Directions for this task. Each record below should be output verbatim, without pictures.

[Records about charts and figures]

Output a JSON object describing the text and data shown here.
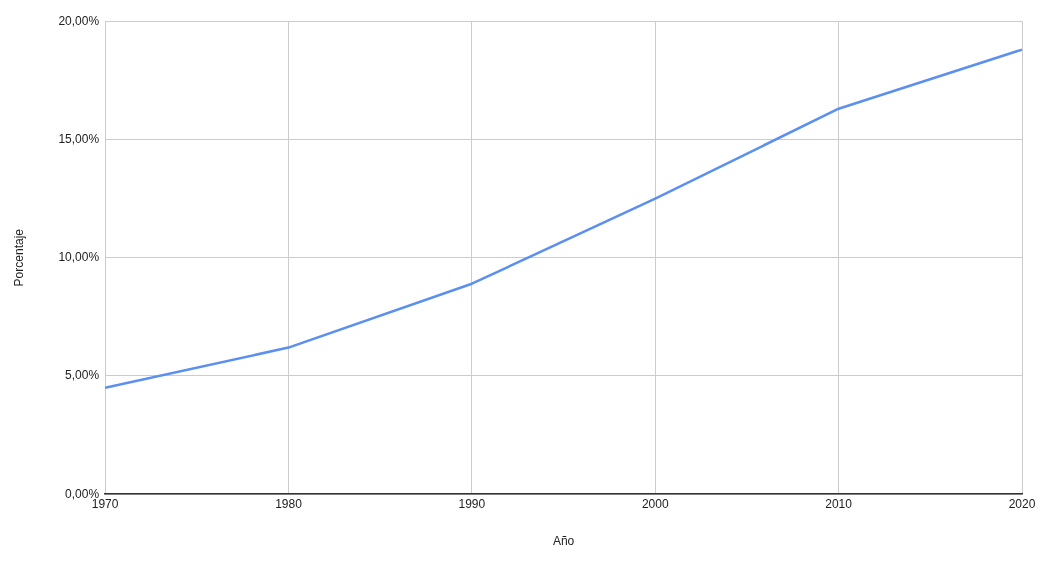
{
  "chart_data": {
    "type": "line",
    "xlabel": "Año",
    "ylabel": "Porcentaje",
    "x": [
      1970,
      1980,
      1990,
      2000,
      2010,
      2020
    ],
    "series": [
      {
        "color": "#5b8ff0",
        "values": [
          4.5,
          6.2,
          8.9,
          12.5,
          16.3,
          18.8
        ]
      }
    ],
    "xlim": [
      1970,
      2020
    ],
    "xticks": [
      1970,
      1980,
      1990,
      2000,
      2010,
      2020
    ],
    "ylim": [
      0,
      20
    ],
    "yticks": [
      {
        "value": 0,
        "label": "0,00%"
      },
      {
        "value": 5,
        "label": "5,00%"
      },
      {
        "value": 10,
        "label": "10,00%"
      },
      {
        "value": 15,
        "label": "15,00%"
      },
      {
        "value": 20,
        "label": "20,00%"
      }
    ],
    "grid": true,
    "legend": false,
    "marker": "none",
    "line_style": "solid"
  }
}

Exercise output.
Output a JSON object describing the text and data shown here.
{
  "chart_data": {
    "type": "line",
    "xlabel": "Año",
    "ylabel": "Porcentaje",
    "x": [
      1970,
      1980,
      1990,
      2000,
      2010,
      2020
    ],
    "series": [
      {
        "color": "#5b8ff0",
        "values": [
          4.5,
          6.2,
          8.9,
          12.5,
          16.3,
          18.8
        ]
      }
    ],
    "xlim": [
      1970,
      2020
    ],
    "xticks": [
      1970,
      1980,
      1990,
      2000,
      2010,
      2020
    ],
    "ylim": [
      0,
      20
    ],
    "yticks": [
      {
        "value": 0,
        "label": "0,00%"
      },
      {
        "value": 5,
        "label": "5,00%"
      },
      {
        "value": 10,
        "label": "10,00%"
      },
      {
        "value": 15,
        "label": "15,00%"
      },
      {
        "value": 20,
        "label": "20,00%"
      }
    ],
    "grid": true,
    "legend": false,
    "marker": "none",
    "line_style": "solid"
  }
}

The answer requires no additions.